STATED PROBLEM ->
From the records below, extract all the text exactly and leave the images behind.

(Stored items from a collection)
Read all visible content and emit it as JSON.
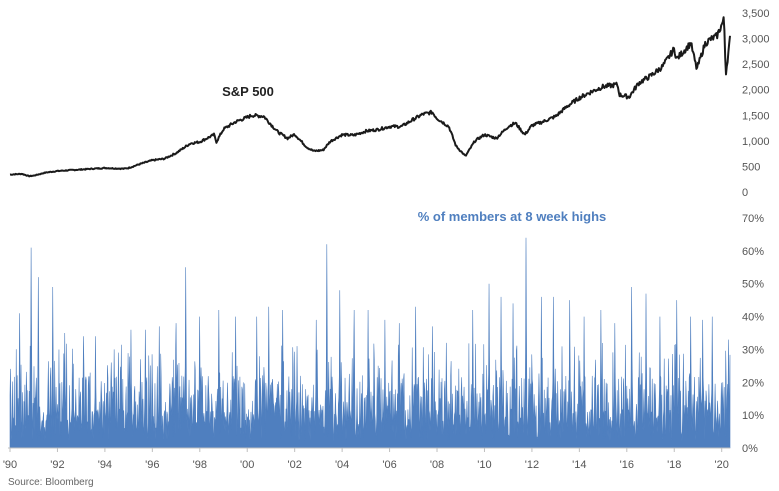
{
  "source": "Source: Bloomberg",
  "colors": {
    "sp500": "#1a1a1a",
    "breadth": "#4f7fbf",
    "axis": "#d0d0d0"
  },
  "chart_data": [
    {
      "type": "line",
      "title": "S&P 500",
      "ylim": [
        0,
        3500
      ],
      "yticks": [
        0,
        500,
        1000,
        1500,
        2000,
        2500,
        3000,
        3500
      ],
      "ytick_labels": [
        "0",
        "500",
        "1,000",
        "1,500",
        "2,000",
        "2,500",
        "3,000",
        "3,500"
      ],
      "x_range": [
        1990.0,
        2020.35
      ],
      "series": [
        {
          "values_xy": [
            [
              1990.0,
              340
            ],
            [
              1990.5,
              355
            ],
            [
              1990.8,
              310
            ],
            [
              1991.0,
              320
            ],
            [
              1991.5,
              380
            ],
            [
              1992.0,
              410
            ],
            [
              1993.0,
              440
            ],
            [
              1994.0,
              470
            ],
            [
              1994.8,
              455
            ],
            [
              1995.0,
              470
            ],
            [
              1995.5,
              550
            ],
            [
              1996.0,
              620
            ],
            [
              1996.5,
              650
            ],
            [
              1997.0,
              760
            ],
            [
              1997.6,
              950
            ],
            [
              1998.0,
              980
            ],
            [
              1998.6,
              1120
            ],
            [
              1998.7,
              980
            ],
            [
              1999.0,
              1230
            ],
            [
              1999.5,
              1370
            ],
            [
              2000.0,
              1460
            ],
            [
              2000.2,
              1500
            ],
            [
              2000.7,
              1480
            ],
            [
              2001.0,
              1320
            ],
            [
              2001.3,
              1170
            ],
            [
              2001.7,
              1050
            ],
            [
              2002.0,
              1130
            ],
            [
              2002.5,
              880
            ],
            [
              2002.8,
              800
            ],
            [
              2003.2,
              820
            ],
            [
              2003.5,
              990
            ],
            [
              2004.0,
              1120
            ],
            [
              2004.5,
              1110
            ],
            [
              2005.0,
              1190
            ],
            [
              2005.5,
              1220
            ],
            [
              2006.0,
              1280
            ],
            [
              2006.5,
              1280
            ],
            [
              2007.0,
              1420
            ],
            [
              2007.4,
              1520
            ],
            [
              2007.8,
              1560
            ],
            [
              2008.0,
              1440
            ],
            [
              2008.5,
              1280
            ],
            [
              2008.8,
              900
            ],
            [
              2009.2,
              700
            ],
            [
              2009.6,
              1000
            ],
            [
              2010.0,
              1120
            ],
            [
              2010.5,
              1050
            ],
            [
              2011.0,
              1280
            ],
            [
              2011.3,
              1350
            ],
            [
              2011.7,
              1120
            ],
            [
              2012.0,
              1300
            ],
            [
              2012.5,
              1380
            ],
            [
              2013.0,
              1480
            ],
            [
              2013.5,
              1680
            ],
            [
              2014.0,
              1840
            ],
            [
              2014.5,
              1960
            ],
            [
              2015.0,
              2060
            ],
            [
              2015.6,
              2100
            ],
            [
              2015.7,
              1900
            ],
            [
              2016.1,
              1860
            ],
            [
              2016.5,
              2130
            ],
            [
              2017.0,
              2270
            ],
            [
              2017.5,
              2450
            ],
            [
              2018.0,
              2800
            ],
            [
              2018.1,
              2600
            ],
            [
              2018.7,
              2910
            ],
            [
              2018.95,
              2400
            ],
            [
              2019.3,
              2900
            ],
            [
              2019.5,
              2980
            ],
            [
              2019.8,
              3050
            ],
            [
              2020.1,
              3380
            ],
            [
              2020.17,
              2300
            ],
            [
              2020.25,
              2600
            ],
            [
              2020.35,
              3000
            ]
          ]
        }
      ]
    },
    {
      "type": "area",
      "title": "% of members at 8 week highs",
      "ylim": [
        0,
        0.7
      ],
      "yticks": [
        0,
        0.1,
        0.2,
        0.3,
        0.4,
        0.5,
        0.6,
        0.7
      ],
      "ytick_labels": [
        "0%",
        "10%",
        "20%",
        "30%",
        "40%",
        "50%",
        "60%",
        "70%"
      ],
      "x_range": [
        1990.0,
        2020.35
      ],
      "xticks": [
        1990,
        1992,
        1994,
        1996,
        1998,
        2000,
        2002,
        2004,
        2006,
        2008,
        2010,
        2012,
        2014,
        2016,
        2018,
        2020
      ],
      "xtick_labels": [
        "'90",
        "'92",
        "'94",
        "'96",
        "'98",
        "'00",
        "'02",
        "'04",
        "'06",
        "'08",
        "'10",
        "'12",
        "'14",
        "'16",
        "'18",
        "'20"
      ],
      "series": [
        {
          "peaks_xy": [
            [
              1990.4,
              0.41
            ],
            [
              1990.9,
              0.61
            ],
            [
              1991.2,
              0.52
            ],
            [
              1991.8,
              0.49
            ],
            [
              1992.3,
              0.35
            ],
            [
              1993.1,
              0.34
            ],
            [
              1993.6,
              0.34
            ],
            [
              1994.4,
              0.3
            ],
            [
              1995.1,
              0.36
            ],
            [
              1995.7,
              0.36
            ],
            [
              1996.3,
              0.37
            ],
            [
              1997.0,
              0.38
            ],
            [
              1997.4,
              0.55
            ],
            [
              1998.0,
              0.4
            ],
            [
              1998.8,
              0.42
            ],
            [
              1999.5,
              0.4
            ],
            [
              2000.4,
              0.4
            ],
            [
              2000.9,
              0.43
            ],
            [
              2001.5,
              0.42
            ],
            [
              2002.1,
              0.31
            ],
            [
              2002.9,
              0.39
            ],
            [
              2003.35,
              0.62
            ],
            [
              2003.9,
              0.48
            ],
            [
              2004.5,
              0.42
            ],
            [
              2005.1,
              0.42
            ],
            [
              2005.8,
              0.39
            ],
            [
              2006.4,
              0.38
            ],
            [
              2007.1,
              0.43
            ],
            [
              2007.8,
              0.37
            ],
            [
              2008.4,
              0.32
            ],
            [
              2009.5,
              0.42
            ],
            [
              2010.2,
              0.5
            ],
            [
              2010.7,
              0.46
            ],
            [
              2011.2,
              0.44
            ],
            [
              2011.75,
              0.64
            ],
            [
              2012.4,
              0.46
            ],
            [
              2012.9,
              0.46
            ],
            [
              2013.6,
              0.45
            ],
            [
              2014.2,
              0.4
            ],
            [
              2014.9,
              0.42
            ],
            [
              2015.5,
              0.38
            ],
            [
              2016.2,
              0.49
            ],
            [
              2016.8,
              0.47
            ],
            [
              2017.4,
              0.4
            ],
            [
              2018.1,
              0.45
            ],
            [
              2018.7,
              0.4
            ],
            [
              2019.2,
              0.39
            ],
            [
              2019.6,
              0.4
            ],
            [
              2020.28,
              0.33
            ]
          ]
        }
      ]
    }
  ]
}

ANSWER FOR THE TASK ->
Read all visible content and emit it as JSON.
{
  "source": "Source: Bloomberg",
  "colors": {
    "sp500": "#1a1a1a",
    "breadth": "#4f7fbf",
    "axis": "#d0d0d0"
  },
  "chart_data": [
    {
      "type": "line",
      "title": "S&P 500",
      "ylim": [
        0,
        3500
      ],
      "yticks": [
        0,
        500,
        1000,
        1500,
        2000,
        2500,
        3000,
        3500
      ],
      "ytick_labels": [
        "0",
        "500",
        "1,000",
        "1,500",
        "2,000",
        "2,500",
        "3,000",
        "3,500"
      ],
      "x_range": [
        1990.0,
        2020.35
      ],
      "series": [
        {
          "values_xy": [
            [
              1990.0,
              340
            ],
            [
              1990.5,
              355
            ],
            [
              1990.8,
              310
            ],
            [
              1991.0,
              320
            ],
            [
              1991.5,
              380
            ],
            [
              1992.0,
              410
            ],
            [
              1993.0,
              440
            ],
            [
              1994.0,
              470
            ],
            [
              1994.8,
              455
            ],
            [
              1995.0,
              470
            ],
            [
              1995.5,
              550
            ],
            [
              1996.0,
              620
            ],
            [
              1996.5,
              650
            ],
            [
              1997.0,
              760
            ],
            [
              1997.6,
              950
            ],
            [
              1998.0,
              980
            ],
            [
              1998.6,
              1120
            ],
            [
              1998.7,
              980
            ],
            [
              1999.0,
              1230
            ],
            [
              1999.5,
              1370
            ],
            [
              2000.0,
              1460
            ],
            [
              2000.2,
              1500
            ],
            [
              2000.7,
              1480
            ],
            [
              2001.0,
              1320
            ],
            [
              2001.3,
              1170
            ],
            [
              2001.7,
              1050
            ],
            [
              2002.0,
              1130
            ],
            [
              2002.5,
              880
            ],
            [
              2002.8,
              800
            ],
            [
              2003.2,
              820
            ],
            [
              2003.5,
              990
            ],
            [
              2004.0,
              1120
            ],
            [
              2004.5,
              1110
            ],
            [
              2005.0,
              1190
            ],
            [
              2005.5,
              1220
            ],
            [
              2006.0,
              1280
            ],
            [
              2006.5,
              1280
            ],
            [
              2007.0,
              1420
            ],
            [
              2007.4,
              1520
            ],
            [
              2007.8,
              1560
            ],
            [
              2008.0,
              1440
            ],
            [
              2008.5,
              1280
            ],
            [
              2008.8,
              900
            ],
            [
              2009.2,
              700
            ],
            [
              2009.6,
              1000
            ],
            [
              2010.0,
              1120
            ],
            [
              2010.5,
              1050
            ],
            [
              2011.0,
              1280
            ],
            [
              2011.3,
              1350
            ],
            [
              2011.7,
              1120
            ],
            [
              2012.0,
              1300
            ],
            [
              2012.5,
              1380
            ],
            [
              2013.0,
              1480
            ],
            [
              2013.5,
              1680
            ],
            [
              2014.0,
              1840
            ],
            [
              2014.5,
              1960
            ],
            [
              2015.0,
              2060
            ],
            [
              2015.6,
              2100
            ],
            [
              2015.7,
              1900
            ],
            [
              2016.1,
              1860
            ],
            [
              2016.5,
              2130
            ],
            [
              2017.0,
              2270
            ],
            [
              2017.5,
              2450
            ],
            [
              2018.0,
              2800
            ],
            [
              2018.1,
              2600
            ],
            [
              2018.7,
              2910
            ],
            [
              2018.95,
              2400
            ],
            [
              2019.3,
              2900
            ],
            [
              2019.5,
              2980
            ],
            [
              2019.8,
              3050
            ],
            [
              2020.1,
              3380
            ],
            [
              2020.17,
              2300
            ],
            [
              2020.25,
              2600
            ],
            [
              2020.35,
              3000
            ]
          ]
        }
      ]
    },
    {
      "type": "area",
      "title": "% of members at 8 week highs",
      "ylim": [
        0,
        0.7
      ],
      "yticks": [
        0,
        0.1,
        0.2,
        0.3,
        0.4,
        0.5,
        0.6,
        0.7
      ],
      "ytick_labels": [
        "0%",
        "10%",
        "20%",
        "30%",
        "40%",
        "50%",
        "60%",
        "70%"
      ],
      "x_range": [
        1990.0,
        2020.35
      ],
      "xticks": [
        1990,
        1992,
        1994,
        1996,
        1998,
        2000,
        2002,
        2004,
        2006,
        2008,
        2010,
        2012,
        2014,
        2016,
        2018,
        2020
      ],
      "xtick_labels": [
        "'90",
        "'92",
        "'94",
        "'96",
        "'98",
        "'00",
        "'02",
        "'04",
        "'06",
        "'08",
        "'10",
        "'12",
        "'14",
        "'16",
        "'18",
        "'20"
      ],
      "series": [
        {
          "peaks_xy": [
            [
              1990.4,
              0.41
            ],
            [
              1990.9,
              0.61
            ],
            [
              1991.2,
              0.52
            ],
            [
              1991.8,
              0.49
            ],
            [
              1992.3,
              0.35
            ],
            [
              1993.1,
              0.34
            ],
            [
              1993.6,
              0.34
            ],
            [
              1994.4,
              0.3
            ],
            [
              1995.1,
              0.36
            ],
            [
              1995.7,
              0.36
            ],
            [
              1996.3,
              0.37
            ],
            [
              1997.0,
              0.38
            ],
            [
              1997.4,
              0.55
            ],
            [
              1998.0,
              0.4
            ],
            [
              1998.8,
              0.42
            ],
            [
              1999.5,
              0.4
            ],
            [
              2000.4,
              0.4
            ],
            [
              2000.9,
              0.43
            ],
            [
              2001.5,
              0.42
            ],
            [
              2002.1,
              0.31
            ],
            [
              2002.9,
              0.39
            ],
            [
              2003.35,
              0.62
            ],
            [
              2003.9,
              0.48
            ],
            [
              2004.5,
              0.42
            ],
            [
              2005.1,
              0.42
            ],
            [
              2005.8,
              0.39
            ],
            [
              2006.4,
              0.38
            ],
            [
              2007.1,
              0.43
            ],
            [
              2007.8,
              0.37
            ],
            [
              2008.4,
              0.32
            ],
            [
              2009.5,
              0.42
            ],
            [
              2010.2,
              0.5
            ],
            [
              2010.7,
              0.46
            ],
            [
              2011.2,
              0.44
            ],
            [
              2011.75,
              0.64
            ],
            [
              2012.4,
              0.46
            ],
            [
              2012.9,
              0.46
            ],
            [
              2013.6,
              0.45
            ],
            [
              2014.2,
              0.4
            ],
            [
              2014.9,
              0.42
            ],
            [
              2015.5,
              0.38
            ],
            [
              2016.2,
              0.49
            ],
            [
              2016.8,
              0.47
            ],
            [
              2017.4,
              0.4
            ],
            [
              2018.1,
              0.45
            ],
            [
              2018.7,
              0.4
            ],
            [
              2019.2,
              0.39
            ],
            [
              2019.6,
              0.4
            ],
            [
              2020.28,
              0.33
            ]
          ]
        }
      ]
    }
  ]
}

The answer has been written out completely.